◆ **Supplied text**
● ● ● ● ●

Scientific classification
- Kingdom: Animalia
- Phylum: Chordata
- Class: Aves
- Order: Psittaciformes
- Family: Psittaculidae
- Genus: Micropsitta
- Species: M. bruijnii
- Binomial name: Micropsitta bruijnii (Salvadori, 1875)

= Red-breasted pygmy parrot =

- Genus: Micropsitta
- Species: bruijnii
- Authority: (Salvadori, 1875)
- Conservation status: LC

Species of bird

The red-breasted pygmy parrot (Micropsitta bruijnii) is a species of parrot in the family Psittaculidae.
Its natural habitat is the boreal forests, subtropical or tropical dry forests, and subtropical or tropical moist lowland forests of the Maluku Islands and Melanesia.

As their name suggests, the pygmy parrots are the smallest genus of all parrots, with distribution confined to islands off South-east Asia. This particular species is found at higher altitudes than other pygmy parrots, and uses trees rather than arboreal termite nests as breeding sites. They have jerky movements, rather reminiscent of nuthatches (Sitta species), and cling close to the bark as they search for lichens growing in the trees, which form the majority of their diet. Red-breasted pygmy parrots are only 8 cm (3 in) in length.

● ● ● ● ●

◆ **Dataset records**
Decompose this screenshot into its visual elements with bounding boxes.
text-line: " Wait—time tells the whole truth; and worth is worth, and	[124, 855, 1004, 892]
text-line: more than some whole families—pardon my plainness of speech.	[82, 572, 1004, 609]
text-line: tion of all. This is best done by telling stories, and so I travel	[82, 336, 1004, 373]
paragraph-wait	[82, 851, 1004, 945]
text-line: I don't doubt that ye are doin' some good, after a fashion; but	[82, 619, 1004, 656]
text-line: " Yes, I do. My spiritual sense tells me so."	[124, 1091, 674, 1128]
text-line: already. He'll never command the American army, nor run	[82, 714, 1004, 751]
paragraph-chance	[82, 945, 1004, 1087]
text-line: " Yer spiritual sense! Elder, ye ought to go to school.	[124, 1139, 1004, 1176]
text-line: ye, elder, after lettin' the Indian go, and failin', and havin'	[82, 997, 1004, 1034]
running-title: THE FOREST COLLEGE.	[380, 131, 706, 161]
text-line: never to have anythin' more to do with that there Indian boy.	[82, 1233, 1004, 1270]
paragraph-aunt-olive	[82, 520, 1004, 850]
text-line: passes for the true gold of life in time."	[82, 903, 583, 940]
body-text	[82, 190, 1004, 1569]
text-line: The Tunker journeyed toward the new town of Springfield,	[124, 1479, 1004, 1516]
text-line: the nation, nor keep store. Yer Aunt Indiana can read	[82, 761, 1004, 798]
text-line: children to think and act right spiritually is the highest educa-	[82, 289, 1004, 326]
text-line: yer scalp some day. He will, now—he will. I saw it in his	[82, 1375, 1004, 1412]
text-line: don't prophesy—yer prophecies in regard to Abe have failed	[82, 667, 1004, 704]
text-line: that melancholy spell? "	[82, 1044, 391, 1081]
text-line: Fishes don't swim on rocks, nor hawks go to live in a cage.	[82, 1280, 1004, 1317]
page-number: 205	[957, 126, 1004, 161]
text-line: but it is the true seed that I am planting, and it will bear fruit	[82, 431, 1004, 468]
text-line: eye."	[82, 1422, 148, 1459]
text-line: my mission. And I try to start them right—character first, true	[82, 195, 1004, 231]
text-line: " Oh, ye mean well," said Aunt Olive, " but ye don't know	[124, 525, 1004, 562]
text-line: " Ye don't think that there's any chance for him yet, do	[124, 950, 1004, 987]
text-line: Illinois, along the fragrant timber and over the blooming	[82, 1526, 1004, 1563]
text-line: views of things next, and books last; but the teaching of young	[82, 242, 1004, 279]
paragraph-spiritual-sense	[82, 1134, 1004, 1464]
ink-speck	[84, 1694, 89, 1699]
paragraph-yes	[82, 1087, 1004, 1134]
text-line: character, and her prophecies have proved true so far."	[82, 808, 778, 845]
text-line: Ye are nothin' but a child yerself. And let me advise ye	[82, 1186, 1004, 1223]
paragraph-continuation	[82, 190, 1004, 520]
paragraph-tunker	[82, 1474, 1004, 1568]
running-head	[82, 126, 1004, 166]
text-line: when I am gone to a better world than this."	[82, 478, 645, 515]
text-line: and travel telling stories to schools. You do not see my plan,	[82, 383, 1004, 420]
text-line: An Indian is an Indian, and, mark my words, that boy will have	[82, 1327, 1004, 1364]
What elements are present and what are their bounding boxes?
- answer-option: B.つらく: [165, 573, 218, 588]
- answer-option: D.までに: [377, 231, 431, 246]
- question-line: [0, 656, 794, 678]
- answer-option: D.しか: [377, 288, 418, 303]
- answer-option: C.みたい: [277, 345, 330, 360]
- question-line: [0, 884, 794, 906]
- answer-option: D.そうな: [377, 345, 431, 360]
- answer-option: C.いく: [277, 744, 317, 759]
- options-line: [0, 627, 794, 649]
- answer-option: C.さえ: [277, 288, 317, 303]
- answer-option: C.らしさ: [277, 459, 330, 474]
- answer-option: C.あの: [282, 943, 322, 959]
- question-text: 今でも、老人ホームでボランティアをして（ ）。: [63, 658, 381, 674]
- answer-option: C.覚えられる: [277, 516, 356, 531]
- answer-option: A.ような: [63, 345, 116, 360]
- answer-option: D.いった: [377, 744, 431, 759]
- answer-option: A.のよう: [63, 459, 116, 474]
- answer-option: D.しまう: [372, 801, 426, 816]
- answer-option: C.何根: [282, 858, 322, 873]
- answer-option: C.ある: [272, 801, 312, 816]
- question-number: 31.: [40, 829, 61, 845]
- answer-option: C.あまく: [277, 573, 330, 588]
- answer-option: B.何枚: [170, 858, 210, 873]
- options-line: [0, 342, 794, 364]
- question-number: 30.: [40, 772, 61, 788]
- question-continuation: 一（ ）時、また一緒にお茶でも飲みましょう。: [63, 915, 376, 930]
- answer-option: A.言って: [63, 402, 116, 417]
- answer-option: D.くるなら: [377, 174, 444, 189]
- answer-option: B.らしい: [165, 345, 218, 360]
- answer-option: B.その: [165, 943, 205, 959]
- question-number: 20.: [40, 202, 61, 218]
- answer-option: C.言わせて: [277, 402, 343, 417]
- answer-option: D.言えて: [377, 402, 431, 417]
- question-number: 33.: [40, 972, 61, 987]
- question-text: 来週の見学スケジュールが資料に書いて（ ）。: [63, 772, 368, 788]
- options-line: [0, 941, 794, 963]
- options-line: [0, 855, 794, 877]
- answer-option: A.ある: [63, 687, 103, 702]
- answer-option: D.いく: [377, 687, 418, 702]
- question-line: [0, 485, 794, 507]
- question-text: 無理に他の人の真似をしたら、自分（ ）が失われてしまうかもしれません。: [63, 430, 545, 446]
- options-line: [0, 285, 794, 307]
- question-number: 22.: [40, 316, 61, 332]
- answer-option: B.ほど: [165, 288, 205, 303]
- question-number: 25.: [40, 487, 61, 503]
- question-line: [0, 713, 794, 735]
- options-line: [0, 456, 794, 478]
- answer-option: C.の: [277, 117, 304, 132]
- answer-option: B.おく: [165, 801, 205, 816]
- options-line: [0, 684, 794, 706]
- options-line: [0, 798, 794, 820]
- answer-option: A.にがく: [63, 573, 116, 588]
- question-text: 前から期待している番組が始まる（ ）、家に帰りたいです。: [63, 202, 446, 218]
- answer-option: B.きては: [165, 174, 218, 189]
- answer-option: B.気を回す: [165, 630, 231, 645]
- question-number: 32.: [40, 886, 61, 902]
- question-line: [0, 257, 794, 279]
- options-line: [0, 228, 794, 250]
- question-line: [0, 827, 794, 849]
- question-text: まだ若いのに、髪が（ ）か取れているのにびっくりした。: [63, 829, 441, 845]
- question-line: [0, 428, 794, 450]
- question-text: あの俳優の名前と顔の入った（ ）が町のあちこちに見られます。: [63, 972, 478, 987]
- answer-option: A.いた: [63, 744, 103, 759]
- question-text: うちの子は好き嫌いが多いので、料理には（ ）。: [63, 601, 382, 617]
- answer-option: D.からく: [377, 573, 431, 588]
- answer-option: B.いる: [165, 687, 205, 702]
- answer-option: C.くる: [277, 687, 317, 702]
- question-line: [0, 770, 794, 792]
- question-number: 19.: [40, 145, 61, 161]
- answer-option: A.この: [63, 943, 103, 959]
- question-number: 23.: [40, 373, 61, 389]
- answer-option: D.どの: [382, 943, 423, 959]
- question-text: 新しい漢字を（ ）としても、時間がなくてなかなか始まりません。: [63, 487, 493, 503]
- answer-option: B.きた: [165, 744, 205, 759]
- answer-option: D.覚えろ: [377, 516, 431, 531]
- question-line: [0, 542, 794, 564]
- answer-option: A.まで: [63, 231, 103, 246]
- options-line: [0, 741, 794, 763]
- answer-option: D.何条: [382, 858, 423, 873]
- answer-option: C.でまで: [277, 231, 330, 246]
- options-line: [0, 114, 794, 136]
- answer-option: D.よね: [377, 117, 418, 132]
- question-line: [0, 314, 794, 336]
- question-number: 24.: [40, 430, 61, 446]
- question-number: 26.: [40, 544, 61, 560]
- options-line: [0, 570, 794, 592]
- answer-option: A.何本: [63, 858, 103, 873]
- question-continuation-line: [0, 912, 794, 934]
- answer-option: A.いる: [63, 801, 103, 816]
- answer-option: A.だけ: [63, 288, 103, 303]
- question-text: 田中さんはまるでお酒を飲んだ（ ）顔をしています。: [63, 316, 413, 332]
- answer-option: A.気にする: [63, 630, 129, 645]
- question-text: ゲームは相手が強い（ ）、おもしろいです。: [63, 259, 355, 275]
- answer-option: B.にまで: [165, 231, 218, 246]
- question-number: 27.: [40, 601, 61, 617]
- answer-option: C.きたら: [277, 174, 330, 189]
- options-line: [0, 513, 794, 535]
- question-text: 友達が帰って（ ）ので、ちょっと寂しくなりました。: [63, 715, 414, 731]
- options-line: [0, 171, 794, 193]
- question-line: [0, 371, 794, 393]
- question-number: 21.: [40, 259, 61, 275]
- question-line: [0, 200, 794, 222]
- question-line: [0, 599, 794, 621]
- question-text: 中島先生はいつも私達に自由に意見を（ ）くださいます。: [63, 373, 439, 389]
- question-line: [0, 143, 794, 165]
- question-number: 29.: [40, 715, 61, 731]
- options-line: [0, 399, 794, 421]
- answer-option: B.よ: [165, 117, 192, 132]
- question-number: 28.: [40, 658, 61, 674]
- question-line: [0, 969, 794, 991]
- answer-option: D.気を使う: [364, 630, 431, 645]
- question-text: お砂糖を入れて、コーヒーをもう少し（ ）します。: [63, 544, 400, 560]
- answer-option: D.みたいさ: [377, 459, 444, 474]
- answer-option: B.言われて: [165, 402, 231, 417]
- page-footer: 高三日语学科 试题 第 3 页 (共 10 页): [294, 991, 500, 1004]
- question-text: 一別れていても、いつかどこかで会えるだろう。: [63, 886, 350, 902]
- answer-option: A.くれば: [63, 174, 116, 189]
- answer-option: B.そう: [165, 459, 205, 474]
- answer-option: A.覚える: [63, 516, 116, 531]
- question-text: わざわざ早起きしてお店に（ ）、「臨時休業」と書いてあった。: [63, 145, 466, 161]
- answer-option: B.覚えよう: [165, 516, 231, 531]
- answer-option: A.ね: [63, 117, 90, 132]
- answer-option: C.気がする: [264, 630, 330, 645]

● ● ● ● ●

◆ **Exercise objective**
Rewrite the paragraph of the red-breasted pygmy parrot text that begins "As their name suggests" as a short bulleted list that keeps its main facts.

◆ **Output of the task**
- Pygmy parrots are the smallest genus of all parrots and live only on islands off South-east Asia.
- This species lives at higher altitudes than other pygmy parrots.
- It breeds in trees rather than in arboreal termite nests.
- It moves jerkily, somewhat like nuthatches (Sitta species), clinging close to the bark.
- It searches the trees for lichens, which make up most of its diet.
- It is only 8 cm (3 in) long.